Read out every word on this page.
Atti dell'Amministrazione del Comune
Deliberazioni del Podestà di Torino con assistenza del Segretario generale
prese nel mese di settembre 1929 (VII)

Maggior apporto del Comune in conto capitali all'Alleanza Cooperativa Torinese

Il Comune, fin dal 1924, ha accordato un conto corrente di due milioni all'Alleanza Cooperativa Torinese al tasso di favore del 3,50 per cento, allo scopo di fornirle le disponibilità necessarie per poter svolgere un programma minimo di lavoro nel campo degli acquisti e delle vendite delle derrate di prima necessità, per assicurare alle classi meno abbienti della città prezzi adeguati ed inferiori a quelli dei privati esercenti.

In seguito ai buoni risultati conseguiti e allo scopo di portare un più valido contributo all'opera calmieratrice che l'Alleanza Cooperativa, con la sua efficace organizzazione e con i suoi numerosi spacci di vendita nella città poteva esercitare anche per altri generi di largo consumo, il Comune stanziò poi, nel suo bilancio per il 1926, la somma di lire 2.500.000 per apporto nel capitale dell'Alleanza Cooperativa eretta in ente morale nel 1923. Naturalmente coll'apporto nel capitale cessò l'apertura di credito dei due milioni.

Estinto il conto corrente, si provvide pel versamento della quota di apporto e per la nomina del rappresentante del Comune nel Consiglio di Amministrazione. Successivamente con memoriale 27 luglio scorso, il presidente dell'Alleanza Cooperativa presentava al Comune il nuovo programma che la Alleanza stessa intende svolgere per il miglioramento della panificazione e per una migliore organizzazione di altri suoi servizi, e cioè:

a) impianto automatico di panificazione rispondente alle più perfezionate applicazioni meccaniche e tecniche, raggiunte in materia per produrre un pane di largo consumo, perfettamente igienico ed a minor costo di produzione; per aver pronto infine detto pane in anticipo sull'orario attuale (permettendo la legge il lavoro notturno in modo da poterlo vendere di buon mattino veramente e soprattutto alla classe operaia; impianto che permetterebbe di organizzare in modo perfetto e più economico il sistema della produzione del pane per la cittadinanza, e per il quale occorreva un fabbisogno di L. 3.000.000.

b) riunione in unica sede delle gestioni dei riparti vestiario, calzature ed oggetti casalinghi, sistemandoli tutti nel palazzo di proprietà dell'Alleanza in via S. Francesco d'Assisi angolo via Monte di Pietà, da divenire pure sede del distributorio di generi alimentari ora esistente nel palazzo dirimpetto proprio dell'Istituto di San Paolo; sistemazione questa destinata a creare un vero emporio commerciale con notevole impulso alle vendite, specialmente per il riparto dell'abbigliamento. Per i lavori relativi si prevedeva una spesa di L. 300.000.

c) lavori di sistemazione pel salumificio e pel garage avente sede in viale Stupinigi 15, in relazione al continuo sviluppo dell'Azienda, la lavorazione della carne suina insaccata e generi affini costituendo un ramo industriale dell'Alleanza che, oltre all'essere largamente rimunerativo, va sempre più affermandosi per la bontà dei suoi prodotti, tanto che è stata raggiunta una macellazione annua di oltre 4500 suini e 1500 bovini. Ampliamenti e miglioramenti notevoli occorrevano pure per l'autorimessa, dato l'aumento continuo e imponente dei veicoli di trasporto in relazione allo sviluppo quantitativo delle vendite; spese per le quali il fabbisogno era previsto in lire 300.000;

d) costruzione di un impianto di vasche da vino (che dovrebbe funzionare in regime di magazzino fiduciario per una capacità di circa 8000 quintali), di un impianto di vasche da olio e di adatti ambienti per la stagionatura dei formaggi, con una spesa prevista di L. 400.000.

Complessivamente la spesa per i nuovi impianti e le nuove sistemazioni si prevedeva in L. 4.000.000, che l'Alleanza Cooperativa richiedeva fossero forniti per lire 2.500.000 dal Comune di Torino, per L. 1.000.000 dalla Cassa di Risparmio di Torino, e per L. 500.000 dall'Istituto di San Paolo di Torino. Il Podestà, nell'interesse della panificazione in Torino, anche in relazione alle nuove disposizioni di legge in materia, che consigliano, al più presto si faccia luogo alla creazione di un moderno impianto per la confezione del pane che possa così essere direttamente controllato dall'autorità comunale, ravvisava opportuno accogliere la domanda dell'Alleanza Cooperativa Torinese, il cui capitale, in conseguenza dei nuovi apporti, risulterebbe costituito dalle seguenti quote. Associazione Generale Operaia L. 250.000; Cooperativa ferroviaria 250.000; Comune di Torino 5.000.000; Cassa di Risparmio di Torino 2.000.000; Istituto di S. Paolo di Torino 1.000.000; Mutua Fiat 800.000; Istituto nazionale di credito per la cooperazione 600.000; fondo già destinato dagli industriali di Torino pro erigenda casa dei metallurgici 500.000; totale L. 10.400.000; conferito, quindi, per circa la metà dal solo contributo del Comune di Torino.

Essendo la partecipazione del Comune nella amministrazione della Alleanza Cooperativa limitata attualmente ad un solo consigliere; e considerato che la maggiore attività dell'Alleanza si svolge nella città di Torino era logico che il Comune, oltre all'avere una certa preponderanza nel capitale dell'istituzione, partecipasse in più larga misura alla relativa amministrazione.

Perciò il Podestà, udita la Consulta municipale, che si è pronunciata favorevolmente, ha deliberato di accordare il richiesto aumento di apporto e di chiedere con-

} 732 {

_____

**WHAT THIS TASK INVOLVES:**
In the entries above, find every line with the word "vendite" and list it.

**FULL RESPONSE:**
Il Comune, fin dal 1924, ha accordato un conto corrente di due milioni all'Alleanza Cooperativa Torinese al tasso di favore del 3,50 per cento, allo scopo di fornirle le disponibilità necessarie per poter svolgere un programma minimo di lavoro nel campo degli acquisti e delle vendite delle derrate di prima necessità, per assicurare alle classi meno abbienti della città prezzi adeguati ed inferiori a quelli dei privati esercenti.
b) riunione in unica sede delle gestioni dei riparti vestiario, calzature ed oggetti casalinghi, sistemandoli tutti nel palazzo di proprietà dell'Alleanza in via S. Francesco d'Assisi angolo via Monte di Pietà, da divenire pure sede del distributorio di generi alimentari ora esistente nel palazzo dirimpetto proprio dell'Istituto di San Paolo; sistemazione questa destinata a creare un vero emporio commerciale con notevole impulso alle vendite, specialmente per il riparto dell'abbigliamento. Per i lavori relativi si prevedeva una spesa di L. 300.000.
c) lavori di sistemazione pel salumificio e pel garage avente sede in viale Stupinigi 15, in relazione al continuo sviluppo dell'Azienda, la lavorazione della carne suina insaccata e generi affini costituendo un ramo industriale dell'Alleanza che, oltre all'essere largamente rimunerativo, va sempre più affermandosi per la bontà dei suoi prodotti, tanto che è stata raggiunta una macellazione annua di oltre 4500 suini e 1500 bovini. Ampliamenti e miglioramenti notevoli occorrevano pure per l'autorimessa, dato l'aumento continuo e imponente dei veicoli di trasporto in relazione allo sviluppo quantitativo delle vendite; spese per le quali il fabbisogno era previsto in lire 300.000;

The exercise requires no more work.